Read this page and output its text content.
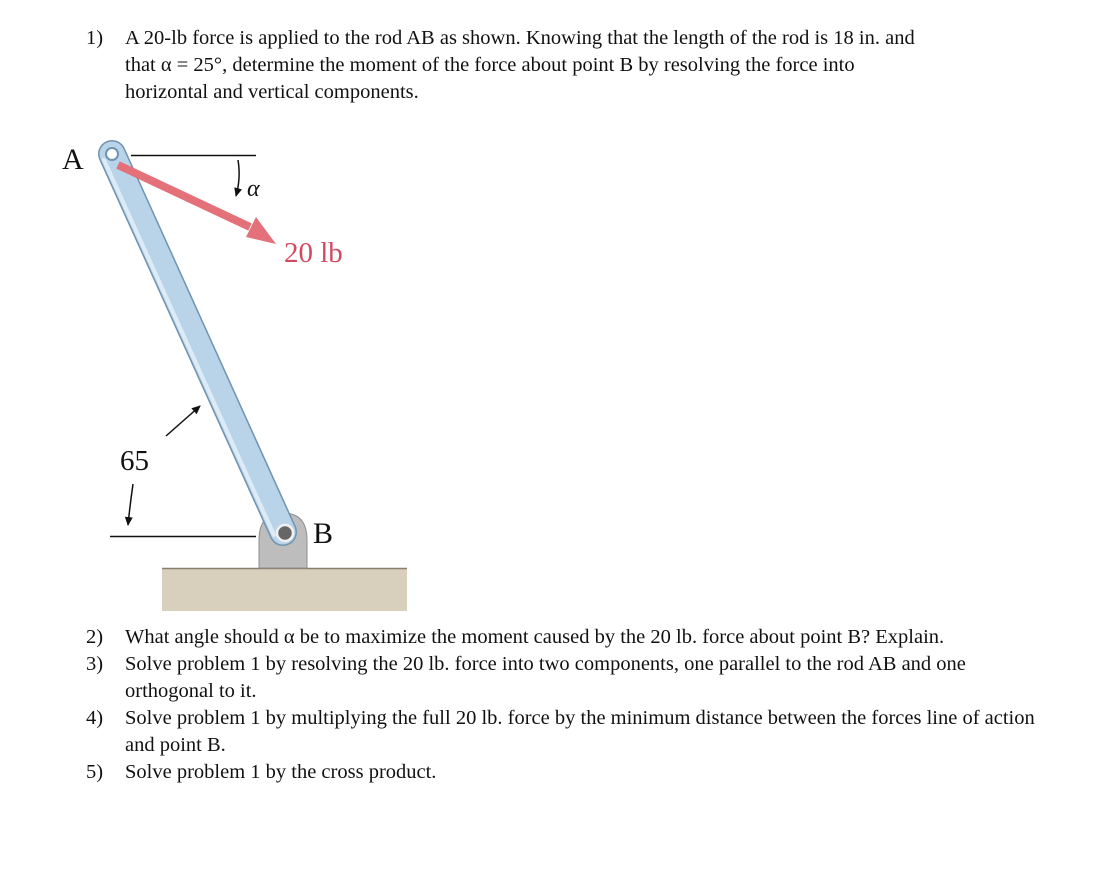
1) A 20-lb force is applied to the rod AB as shown. Knowing that the length of the rod is 18 in. and
that α = 25°, determine the moment of the force about point B by resolving the force into
horizontal and vertical components.
α
20 lb
A
B
65
2) What angle should α be to maximize the moment caused by the 20 lb. force about point B? Explain.
3) Solve problem 1 by resolving the 20 lb. force into two components, one parallel to the rod AB and one orthogonal to it.
4) Solve problem 1 by multiplying the full 20 lb. force by the minimum distance between the forces line of action and point B.
5) Solve problem 1 by the cross product.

Task brief: Go through the listing above and return every line where the word "point" occurs.

Exercise output:
that α = 25°, determine the moment of the force about point B by resolving the force into
2) What angle should α be to maximize the moment caused by the 20 lb. force about point B? Explain.
4) Solve problem 1 by multiplying the full 20 lb. force by the minimum distance between the forces line of action and point B.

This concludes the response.